-- start of TASK MATERIAL --

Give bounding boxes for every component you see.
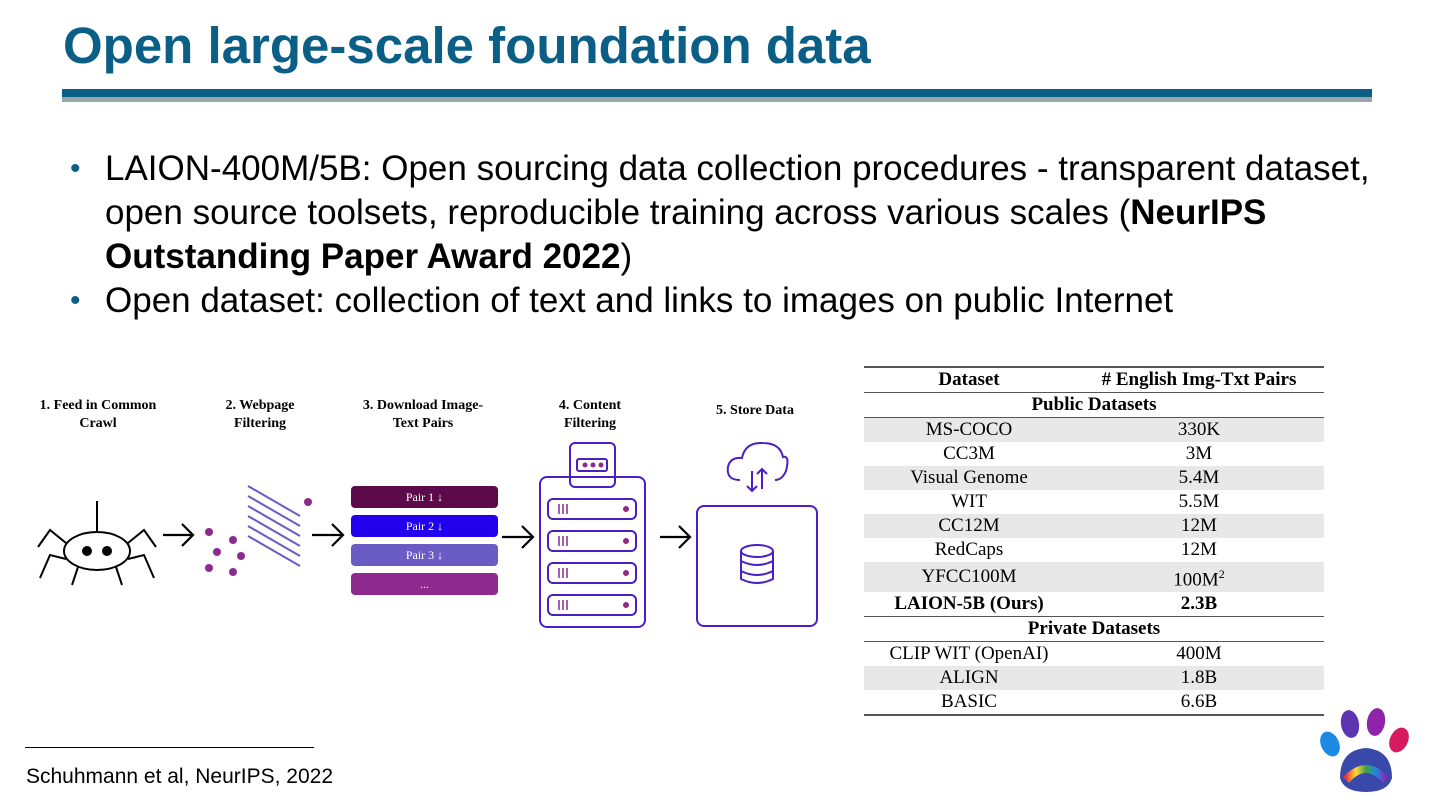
paw-logo-icon — [1320, 708, 1409, 792]
table-row-ours: LAION-5B (Ours)2.3B — [864, 592, 1324, 618]
bullet-item-open-dataset: • Open dataset: collection of text and l… — [70, 279, 1390, 323]
bullet-item-laion: • LAION-400M/5B: Open sourcing data coll… — [70, 147, 1390, 279]
award-text: NeurIPS Outstanding Paper Award 2022 — [105, 193, 1267, 276]
pair-row: Pair 2 ↓ — [351, 515, 498, 537]
step3-label: 3. Download Image-Text Pairs — [362, 398, 484, 431]
arrow-right-icon — [312, 523, 345, 547]
table-header-dataset: Dataset — [864, 366, 1074, 393]
table-cell-value: 100M2 — [1074, 562, 1324, 593]
arrow-right-icon — [163, 523, 195, 547]
table-header-pairs: # English Img-Txt Pairs — [1074, 366, 1324, 393]
database-icon — [696, 505, 818, 627]
bullet-text: LAION-400M/5B: Open sourcing data collec… — [105, 149, 1370, 232]
title-rule-blue — [62, 89, 1372, 97]
graphics-card-icon — [569, 442, 616, 488]
footnote-rule — [25, 747, 314, 748]
footnote-superscript: 2 — [1218, 567, 1225, 581]
public-datasets-heading: Public Datasets — [864, 392, 1324, 418]
server-rack-icon — [539, 476, 646, 628]
diagonal-lines-icon — [247, 485, 301, 567]
scattered-dots-icon — [205, 498, 312, 576]
pair-row: Pair 1 ↓ — [351, 486, 498, 508]
bullet-dot-icon: • — [70, 152, 81, 185]
step2-label: 2. Webpage Filtering — [225, 398, 295, 431]
bullet-text-close: ) — [620, 237, 633, 276]
arrow-right-icon — [660, 525, 692, 549]
bullet-dot-icon: • — [70, 284, 81, 317]
arrow-right-icon — [502, 525, 535, 549]
step5-label: 5. Store Data — [716, 403, 794, 418]
private-datasets-heading: Private Datasets — [864, 616, 1324, 643]
slide-title: Open large-scale foundation data — [63, 17, 871, 74]
spider-icon — [37, 501, 157, 586]
pair-row: ... — [351, 573, 498, 595]
pair-row: Pair 3 ↓ — [351, 544, 498, 566]
cloud-upload-download-icon — [726, 441, 789, 493]
table-row: CLIP WIT (OpenAI)400M — [889, 643, 1222, 665]
dataset-table: Dataset # English Img-Txt Pairs Public D… — [864, 366, 1324, 717]
footnote-citation: Schuhmann et al, NeurIPS, 2022 — [26, 765, 334, 788]
pipeline-diagram: 1. Feed in Common Crawl 2. Webpage Filte… — [20, 385, 830, 645]
title-rule-gray — [62, 97, 1372, 102]
step4-label: 4. Content Filtering — [558, 398, 622, 431]
pipeline-graphics — [37, 441, 818, 628]
bullet-text: Open dataset: collection of text and lin… — [105, 281, 1174, 320]
step1-label: 1. Feed in Common Crawl — [39, 398, 157, 431]
bullet-list: • LAION-400M/5B: Open sourcing data coll… — [70, 147, 1390, 323]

-- end of TASK MATERIAL --

> _TASK BRIEF_:
Copy every line of the records above without any change, and omit the pictures from your answer.

> _RESULT FOR THIS EXERCISE_:
Give bounding boxes for every component you see.
paw-logo-icon — [1320, 708, 1409, 792]
table-row-ours: LAION-5B (Ours)2.3B — [864, 592, 1324, 618]
bullet-item-open-dataset: • Open dataset: collection of text and l… — [70, 279, 1390, 323]
bullet-item-laion: • LAION-400M/5B: Open sourcing data coll… — [70, 147, 1390, 279]
award-text: NeurIPS Outstanding Paper Award 2022 — [105, 193, 1267, 276]
pair-row: Pair 2 ↓ — [351, 515, 498, 537]
step3-label: 3. Download Image-Text Pairs — [362, 398, 484, 431]
arrow-right-icon — [312, 523, 345, 547]
table-header-dataset: Dataset — [864, 366, 1074, 393]
table-cell-value: 100M2 — [1074, 562, 1324, 593]
arrow-right-icon — [163, 523, 195, 547]
table-header-pairs: # English Img-Txt Pairs — [1074, 366, 1324, 393]
database-icon — [696, 505, 818, 627]
bullet-text: LAION-400M/5B: Open sourcing data collec… — [105, 149, 1370, 232]
title-rule-blue — [62, 89, 1372, 97]
graphics-card-icon — [569, 442, 616, 488]
footnote-rule — [25, 747, 314, 748]
footnote-superscript: 2 — [1218, 567, 1225, 581]
public-datasets-heading: Public Datasets — [864, 392, 1324, 418]
server-rack-icon — [539, 476, 646, 628]
diagonal-lines-icon — [247, 485, 301, 567]
scattered-dots-icon — [205, 498, 312, 576]
pair-row: Pair 1 ↓ — [351, 486, 498, 508]
bullet-dot-icon: • — [70, 152, 81, 185]
step2-label: 2. Webpage Filtering — [225, 398, 295, 431]
bullet-text-close: ) — [620, 237, 633, 276]
arrow-right-icon — [660, 525, 692, 549]
bullet-dot-icon: • — [70, 284, 81, 317]
arrow-right-icon — [502, 525, 535, 549]
step5-label: 5. Store Data — [716, 403, 794, 418]
private-datasets-heading: Private Datasets — [864, 616, 1324, 643]
slide-title: Open large-scale foundation data — [63, 17, 871, 74]
spider-icon — [37, 501, 157, 586]
pair-row: ... — [351, 573, 498, 595]
pair-row: Pair 3 ↓ — [351, 544, 498, 566]
cloud-upload-download-icon — [726, 441, 789, 493]
table-row: CLIP WIT (OpenAI)400M — [889, 643, 1222, 665]
dataset-table: Dataset # English Img-Txt Pairs Public D… — [864, 366, 1324, 717]
footnote-citation: Schuhmann et al, NeurIPS, 2022 — [26, 765, 334, 788]
pipeline-diagram: 1. Feed in Common Crawl 2. Webpage Filte… — [20, 385, 830, 645]
title-rule-gray — [62, 97, 1372, 102]
step4-label: 4. Content Filtering — [558, 398, 622, 431]
pipeline-graphics — [37, 441, 818, 628]
bullet-text: Open dataset: collection of text and lin… — [105, 281, 1174, 320]
step1-label: 1. Feed in Common Crawl — [39, 398, 157, 431]
bullet-list: • LAION-400M/5B: Open sourcing data coll… — [70, 147, 1390, 323]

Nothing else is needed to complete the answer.